**DATASET EXTRACT:**
▼

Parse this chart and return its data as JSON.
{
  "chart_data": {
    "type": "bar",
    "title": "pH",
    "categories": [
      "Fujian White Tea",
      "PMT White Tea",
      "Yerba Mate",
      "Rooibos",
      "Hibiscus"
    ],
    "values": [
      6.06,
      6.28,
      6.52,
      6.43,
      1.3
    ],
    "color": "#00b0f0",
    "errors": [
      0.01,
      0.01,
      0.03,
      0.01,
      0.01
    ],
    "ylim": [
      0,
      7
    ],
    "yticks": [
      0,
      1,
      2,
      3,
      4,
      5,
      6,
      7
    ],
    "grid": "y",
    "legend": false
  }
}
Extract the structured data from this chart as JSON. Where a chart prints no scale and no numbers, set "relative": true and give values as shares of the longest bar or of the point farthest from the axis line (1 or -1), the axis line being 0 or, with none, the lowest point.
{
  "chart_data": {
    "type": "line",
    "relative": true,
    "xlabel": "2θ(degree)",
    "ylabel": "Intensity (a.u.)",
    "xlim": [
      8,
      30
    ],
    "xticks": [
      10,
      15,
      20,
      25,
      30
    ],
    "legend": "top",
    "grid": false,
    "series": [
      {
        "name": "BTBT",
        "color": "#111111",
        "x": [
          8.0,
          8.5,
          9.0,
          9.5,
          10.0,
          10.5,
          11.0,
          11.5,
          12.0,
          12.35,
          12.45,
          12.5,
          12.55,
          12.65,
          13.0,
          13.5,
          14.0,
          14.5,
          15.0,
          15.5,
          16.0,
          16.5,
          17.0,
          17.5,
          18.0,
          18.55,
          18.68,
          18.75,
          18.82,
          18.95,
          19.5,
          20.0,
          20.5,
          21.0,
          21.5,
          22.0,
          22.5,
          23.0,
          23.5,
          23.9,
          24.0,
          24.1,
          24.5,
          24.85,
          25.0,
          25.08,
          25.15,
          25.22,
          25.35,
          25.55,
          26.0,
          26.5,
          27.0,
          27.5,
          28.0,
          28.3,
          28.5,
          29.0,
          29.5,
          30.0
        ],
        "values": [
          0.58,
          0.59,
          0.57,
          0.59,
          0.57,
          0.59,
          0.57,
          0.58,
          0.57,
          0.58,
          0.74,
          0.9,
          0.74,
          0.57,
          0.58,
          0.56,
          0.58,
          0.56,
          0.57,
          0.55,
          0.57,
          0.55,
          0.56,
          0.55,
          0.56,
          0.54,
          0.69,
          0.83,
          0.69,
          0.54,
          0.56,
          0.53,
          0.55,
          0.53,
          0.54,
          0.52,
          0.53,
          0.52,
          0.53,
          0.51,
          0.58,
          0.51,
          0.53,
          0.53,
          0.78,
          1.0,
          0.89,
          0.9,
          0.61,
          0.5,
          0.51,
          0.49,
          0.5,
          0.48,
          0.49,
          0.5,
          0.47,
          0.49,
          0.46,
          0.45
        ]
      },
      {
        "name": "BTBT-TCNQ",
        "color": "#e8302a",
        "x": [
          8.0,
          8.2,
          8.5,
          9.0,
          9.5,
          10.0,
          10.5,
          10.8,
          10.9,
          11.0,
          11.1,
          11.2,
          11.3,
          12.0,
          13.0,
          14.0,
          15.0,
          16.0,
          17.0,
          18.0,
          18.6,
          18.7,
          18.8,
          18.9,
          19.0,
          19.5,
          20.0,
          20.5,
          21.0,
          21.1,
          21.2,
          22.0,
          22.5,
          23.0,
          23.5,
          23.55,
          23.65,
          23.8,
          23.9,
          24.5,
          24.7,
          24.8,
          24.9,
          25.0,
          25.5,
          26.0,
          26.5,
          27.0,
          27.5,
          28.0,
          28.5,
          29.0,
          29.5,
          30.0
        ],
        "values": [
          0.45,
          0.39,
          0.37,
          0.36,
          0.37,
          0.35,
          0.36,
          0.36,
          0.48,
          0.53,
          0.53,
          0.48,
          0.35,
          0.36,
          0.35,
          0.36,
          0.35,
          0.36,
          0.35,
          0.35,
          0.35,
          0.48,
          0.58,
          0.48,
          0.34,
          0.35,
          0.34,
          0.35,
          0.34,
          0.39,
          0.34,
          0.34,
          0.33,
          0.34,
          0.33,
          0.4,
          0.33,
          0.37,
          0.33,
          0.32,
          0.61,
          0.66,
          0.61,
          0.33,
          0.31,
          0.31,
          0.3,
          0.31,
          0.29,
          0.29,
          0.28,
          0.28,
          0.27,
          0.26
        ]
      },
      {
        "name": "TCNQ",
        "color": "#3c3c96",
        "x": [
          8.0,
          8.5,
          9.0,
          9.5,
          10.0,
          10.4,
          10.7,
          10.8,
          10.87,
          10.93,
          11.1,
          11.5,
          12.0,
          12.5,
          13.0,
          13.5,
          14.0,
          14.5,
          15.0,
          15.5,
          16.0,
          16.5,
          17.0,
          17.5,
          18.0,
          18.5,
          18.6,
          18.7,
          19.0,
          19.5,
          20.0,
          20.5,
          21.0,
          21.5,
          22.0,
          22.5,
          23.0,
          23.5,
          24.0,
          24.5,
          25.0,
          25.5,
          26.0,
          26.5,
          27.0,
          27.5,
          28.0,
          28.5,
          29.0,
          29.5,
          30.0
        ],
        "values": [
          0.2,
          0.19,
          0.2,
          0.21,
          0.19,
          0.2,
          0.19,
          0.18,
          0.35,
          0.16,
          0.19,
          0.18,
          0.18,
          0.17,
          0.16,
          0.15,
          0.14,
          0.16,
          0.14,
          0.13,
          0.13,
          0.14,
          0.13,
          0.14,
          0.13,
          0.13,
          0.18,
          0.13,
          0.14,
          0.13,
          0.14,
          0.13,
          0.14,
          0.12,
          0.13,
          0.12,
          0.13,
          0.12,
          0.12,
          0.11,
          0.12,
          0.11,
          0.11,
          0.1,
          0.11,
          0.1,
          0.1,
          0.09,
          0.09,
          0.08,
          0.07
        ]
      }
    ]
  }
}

▲

**YOUR INSTRUCTIONS:** Give the records above again, word for word.

**THE REPLY:**
Parse this chart and return its data as JSON.
{
  "chart_data": {
    "type": "bar",
    "title": "pH",
    "categories": [
      "Fujian White Tea",
      "PMT White Tea",
      "Yerba Mate",
      "Rooibos",
      "Hibiscus"
    ],
    "values": [
      6.06,
      6.28,
      6.52,
      6.43,
      1.3
    ],
    "color": "#00b0f0",
    "errors": [
      0.01,
      0.01,
      0.03,
      0.01,
      0.01
    ],
    "ylim": [
      0,
      7
    ],
    "yticks": [
      0,
      1,
      2,
      3,
      4,
      5,
      6,
      7
    ],
    "grid": "y",
    "legend": false
  }
}
Extract the structured data from this chart as JSON. Where a chart prints no scale and no numbers, set "relative": true and give values as shares of the longest bar or of the point farthest from the axis line (1 or -1), the axis line being 0 or, with none, the lowest point.
{
  "chart_data": {
    "type": "line",
    "relative": true,
    "xlabel": "2θ(degree)",
    "ylabel": "Intensity (a.u.)",
    "xlim": [
      8,
      30
    ],
    "xticks": [
      10,
      15,
      20,
      25,
      30
    ],
    "legend": "top",
    "grid": false,
    "series": [
      {
        "name": "BTBT",
        "color": "#111111",
        "x": [
          8.0,
          8.5,
          9.0,
          9.5,
          10.0,
          10.5,
          11.0,
          11.5,
          12.0,
          12.35,
          12.45,
          12.5,
          12.55,
          12.65,
          13.0,
          13.5,
          14.0,
          14.5,
          15.0,
          15.5,
          16.0,
          16.5,
          17.0,
          17.5,
          18.0,
          18.55,
          18.68,
          18.75,
          18.82,
          18.95,
          19.5,
          20.0,
          20.5,
          21.0,
          21.5,
          22.0,
          22.5,
          23.0,
          23.5,
          23.9,
          24.0,
          24.1,
          24.5,
          24.85,
          25.0,
          25.08,
          25.15,
          25.22,
          25.35,
          25.55,
          26.0,
          26.5,
          27.0,
          27.5,
          28.0,
          28.3,
          28.5,
          29.0,
          29.5,
          30.0
        ],
        "values": [
          0.58,
          0.59,
          0.57,
          0.59,
          0.57,
          0.59,
          0.57,
          0.58,
          0.57,
          0.58,
          0.74,
          0.9,
          0.74,
          0.57,
          0.58,
          0.56,
          0.58,
          0.56,
          0.57,
          0.55,
          0.57,
          0.55,
          0.56,
          0.55,
          0.56,
          0.54,
          0.69,
          0.83,
          0.69,
          0.54,
          0.56,
          0.53,
          0.55,
          0.53,
          0.54,
          0.52,
          0.53,
          0.52,
          0.53,
          0.51,
          0.58,
          0.51,
          0.53,
          0.53,
          0.78,
          1.0,
          0.89,
          0.9,
          0.61,
          0.5,
          0.51,
          0.49,
          0.5,
          0.48,
          0.49,
          0.5,
          0.47,
          0.49,
          0.46,
          0.45
        ]
      },
      {
        "name": "BTBT-TCNQ",
        "color": "#e8302a",
        "x": [
          8.0,
          8.2,
          8.5,
          9.0,
          9.5,
          10.0,
          10.5,
          10.8,
          10.9,
          11.0,
          11.1,
          11.2,
          11.3,
          12.0,
          13.0,
          14.0,
          15.0,
          16.0,
          17.0,
          18.0,
          18.6,
          18.7,
          18.8,
          18.9,
          19.0,
          19.5,
          20.0,
          20.5,
          21.0,
          21.1,
          21.2,
          22.0,
          22.5,
          23.0,
          23.5,
          23.55,
          23.65,
          23.8,
          23.9,
          24.5,
          24.7,
          24.8,
          24.9,
          25.0,
          25.5,
          26.0,
          26.5,
          27.0,
          27.5,
          28.0,
          28.5,
          29.0,
          29.5,
          30.0
        ],
        "values": [
          0.45,
          0.39,
          0.37,
          0.36,
          0.37,
          0.35,
          0.36,
          0.36,
          0.48,
          0.53,
          0.53,
          0.48,
          0.35,
          0.36,
          0.35,
          0.36,
          0.35,
          0.36,
          0.35,
          0.35,
          0.35,
          0.48,
          0.58,
          0.48,
          0.34,
          0.35,
          0.34,
          0.35,
          0.34,
          0.39,
          0.34,
          0.34,
          0.33,
          0.34,
          0.33,
          0.4,
          0.33,
          0.37,
          0.33,
          0.32,
          0.61,
          0.66,
          0.61,
          0.33,
          0.31,
          0.31,
          0.3,
          0.31,
          0.29,
          0.29,
          0.28,
          0.28,
          0.27,
          0.26
        ]
      },
      {
        "name": "TCNQ",
        "color": "#3c3c96",
        "x": [
          8.0,
          8.5,
          9.0,
          9.5,
          10.0,
          10.4,
          10.7,
          10.8,
          10.87,
          10.93,
          11.1,
          11.5,
          12.0,
          12.5,
          13.0,
          13.5,
          14.0,
          14.5,
          15.0,
          15.5,
          16.0,
          16.5,
          17.0,
          17.5,
          18.0,
          18.5,
          18.6,
          18.7,
          19.0,
          19.5,
          20.0,
          20.5,
          21.0,
          21.5,
          22.0,
          22.5,
          23.0,
          23.5,
          24.0,
          24.5,
          25.0,
          25.5,
          26.0,
          26.5,
          27.0,
          27.5,
          28.0,
          28.5,
          29.0,
          29.5,
          30.0
        ],
        "values": [
          0.2,
          0.19,
          0.2,
          0.21,
          0.19,
          0.2,
          0.19,
          0.18,
          0.35,
          0.16,
          0.19,
          0.18,
          0.18,
          0.17,
          0.16,
          0.15,
          0.14,
          0.16,
          0.14,
          0.13,
          0.13,
          0.14,
          0.13,
          0.14,
          0.13,
          0.13,
          0.18,
          0.13,
          0.14,
          0.13,
          0.14,
          0.13,
          0.14,
          0.12,
          0.13,
          0.12,
          0.13,
          0.12,
          0.12,
          0.11,
          0.12,
          0.11,
          0.11,
          0.1,
          0.11,
          0.1,
          0.1,
          0.09,
          0.09,
          0.08,
          0.07
        ]
      }
    ]
  }
}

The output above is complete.